| PROMPT |
Retype exactly the lines from the one containing "Read this page and output its text content." through the last line of the records below, including both, and leave out any pictures.

| INPUT MATERIAL |
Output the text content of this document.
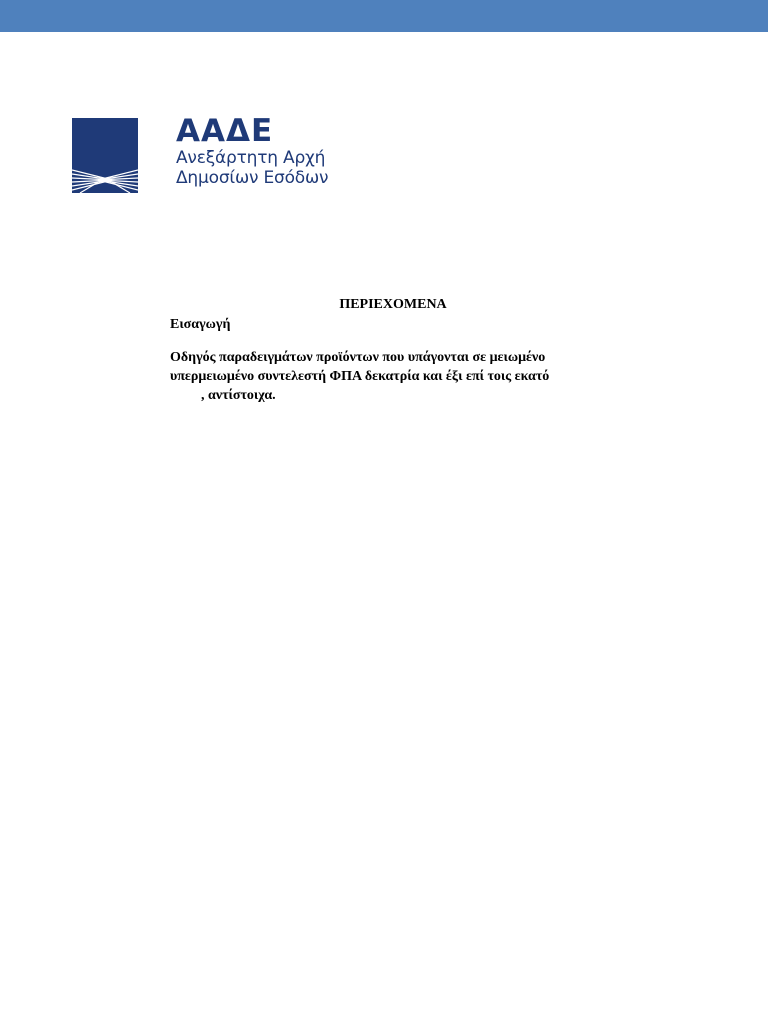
ΑΑΔΕ
Ανεξάρτητη Αρχή
Δημοσίων Εσόδων
ΠΕΡΙΕΧΟΜΕΝΑ
Εισαγωγή
Οδηγός παραδειγμάτων προϊόντων που υπάγονται σε μειωμένο
υπερμειωμένο συντελεστή ΦΠΑ δεκατρία και έξι επί τοις εκατό
, αντίστοιχα.
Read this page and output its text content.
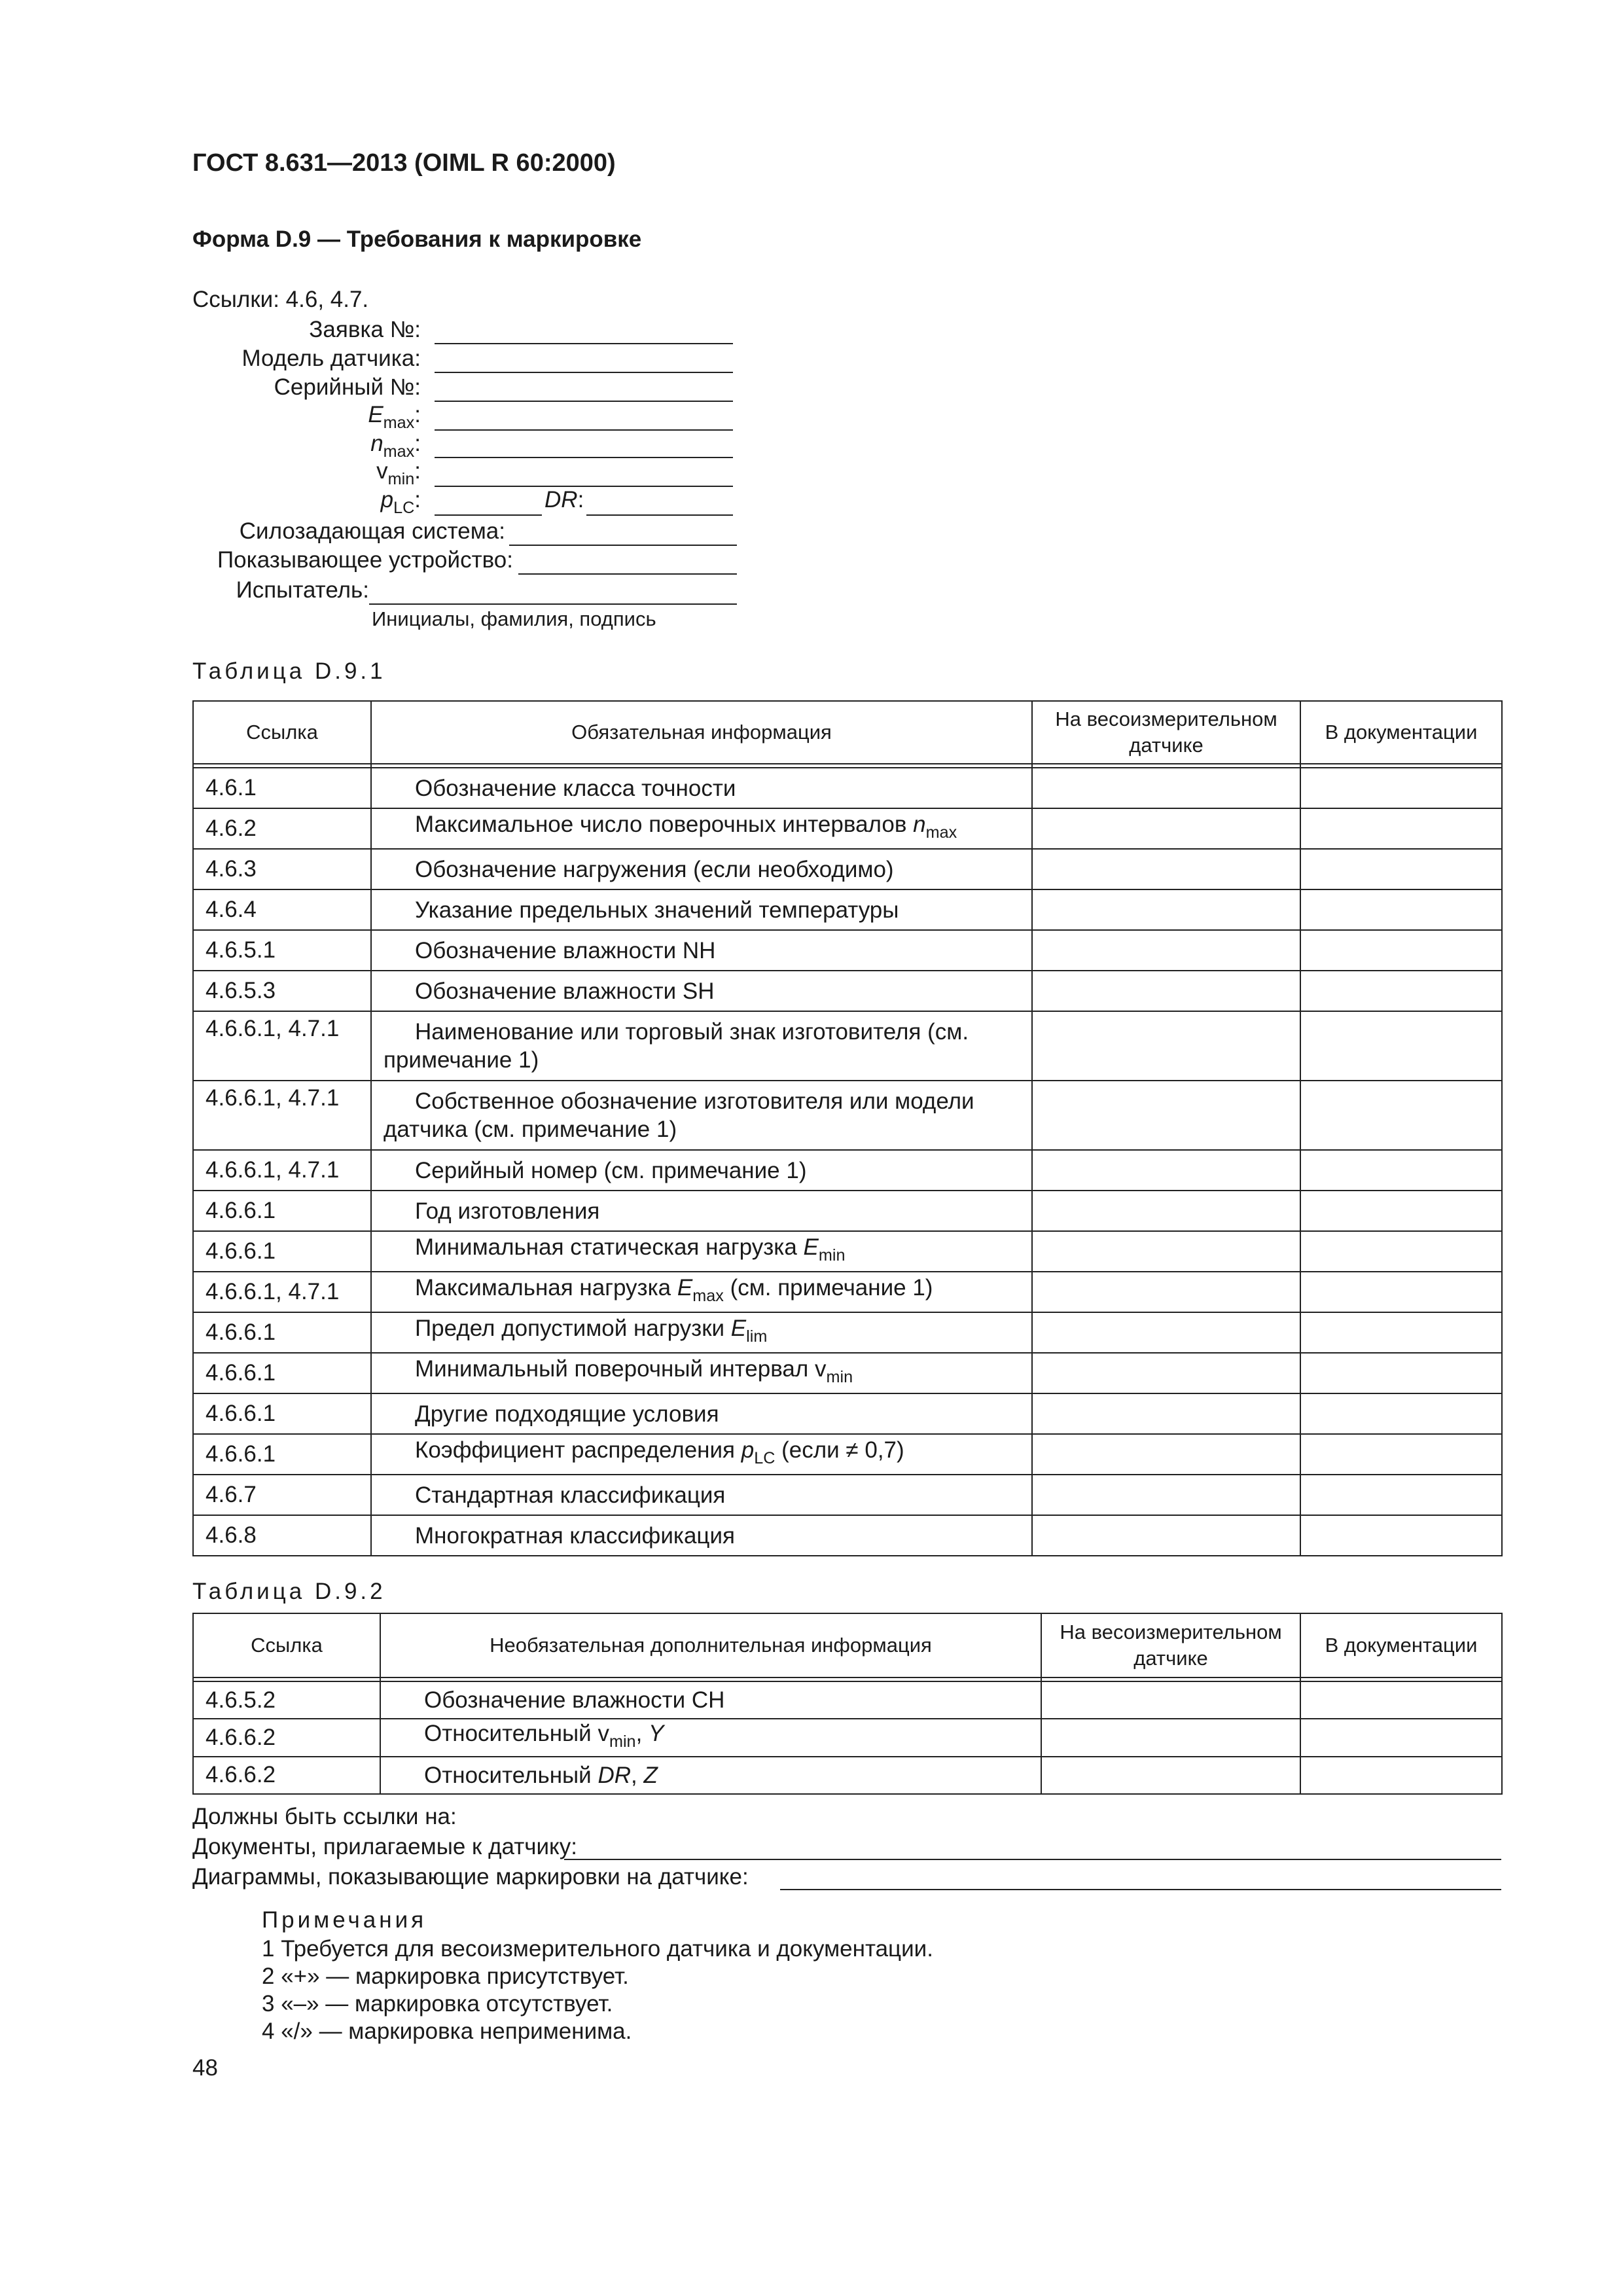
ГОСТ 8.631—2013 (OIML R 60:2000)
Форма D.9 — Требования к маркировке
Ссылки: 4.6, 4.7.
Заявка №:
Модель датчика:
Серийный №:
$E_{max}$:
$n_{max}$:
$v_{min}$:
$p_{LC}$:	DR:
Силозадающая система:
Показывающее устройство:
Испытатель:
Инициалы, фамилия, подпись
Таблица D.9.1
Ссылка	Обязательная информация	На весоизмерительном датчике	В документации

4.6.1	Обозначение класса точности		
4.6.2	Максимальное число поверочных интервалов $n_{max}$		
4.6.3	Обозначение нагружения (если необходимо)		
4.6.4	Указание предельных значений температуры		
4.6.5.1	Обозначение влажности NH		
4.6.5.3	Обозначение влажности SH		
4.6.6.1, 4.7.1	Наименование или торговый знак изготовителя (см.
примечание 1)		
4.6.6.1, 4.7.1	Собственное обозначение изготовителя или модели
датчика (см. примечание 1)		
4.6.6.1, 4.7.1	Серийный номер (см. примечание 1)		
4.6.6.1	Год изготовления		
4.6.6.1	Минимальная статическая нагрузка $E_{min}$		
4.6.6.1, 4.7.1	Максимальная нагрузка $E_{max}$ (см. примечание 1)		
4.6.6.1	Предел допустимой нагрузки $E_{lim}$		
4.6.6.1	Минимальный поверочный интервал $v_{min}$		
4.6.6.1	Другие подходящие условия		
4.6.6.1	Коэффициент распределения $p_{LC}$ (если ≠ 0,7)		
4.6.7	Стандартная классификация		
4.6.8	Многократная классификация		
Таблица D.9.2
Ссылка	Необязательная дополнительная информация	На весоизмерительном датчике	В документации

4.6.5.2	Обозначение влажности CH		
4.6.6.2	Относительный $v_{min}$, Y		
4.6.6.2	Относительный DR, Z		
Должны быть ссылки на:
Документы, прилагаемые к датчику:
Диаграммы, показывающие маркировки на датчике:
Примечания
1 Требуется для весоизмерительного датчика и документации.
2 «+» — маркировка присутствует.
3 «–» — маркировка отсутствует.
4 «/» — маркировка неприменима.
48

| COMPLETE RESPONSE |
Read this page and output its text content.
ГОСТ 8.631—2013 (OIML R 60:2000)
Форма D.9 — Требования к маркировке
Ссылки: 4.6, 4.7.
Заявка №:
Модель датчика:
Серийный №:
$E_{max}$:
$n_{max}$:
$v_{min}$:
$p_{LC}$:	DR:
Силозадающая система:
Показывающее устройство:
Испытатель:
Инициалы, фамилия, подпись
Таблица D.9.1
Ссылка	Обязательная информация	На весоизмерительном датчике	В документации

4.6.1	Обозначение класса точности		
4.6.2	Максимальное число поверочных интервалов $n_{max}$		
4.6.3	Обозначение нагружения (если необходимо)		
4.6.4	Указание предельных значений температуры		
4.6.5.1	Обозначение влажности NH		
4.6.5.3	Обозначение влажности SH		
4.6.6.1, 4.7.1	Наименование или торговый знак изготовителя (см.
примечание 1)		
4.6.6.1, 4.7.1	Собственное обозначение изготовителя или модели
датчика (см. примечание 1)		
4.6.6.1, 4.7.1	Серийный номер (см. примечание 1)		
4.6.6.1	Год изготовления		
4.6.6.1	Минимальная статическая нагрузка $E_{min}$		
4.6.6.1, 4.7.1	Максимальная нагрузка $E_{max}$ (см. примечание 1)		
4.6.6.1	Предел допустимой нагрузки $E_{lim}$		
4.6.6.1	Минимальный поверочный интервал $v_{min}$		
4.6.6.1	Другие подходящие условия		
4.6.6.1	Коэффициент распределения $p_{LC}$ (если ≠ 0,7)		
4.6.7	Стандартная классификация		
4.6.8	Многократная классификация		
Таблица D.9.2
Ссылка	Необязательная дополнительная информация	На весоизмерительном датчике	В документации

4.6.5.2	Обозначение влажности CH		
4.6.6.2	Относительный $v_{min}$, Y		
4.6.6.2	Относительный DR, Z		
Должны быть ссылки на:
Документы, прилагаемые к датчику:
Диаграммы, показывающие маркировки на датчике:
Примечания
1 Требуется для весоизмерительного датчика и документации.
2 «+» — маркировка присутствует.
3 «–» — маркировка отсутствует.
4 «/» — маркировка неприменима.
48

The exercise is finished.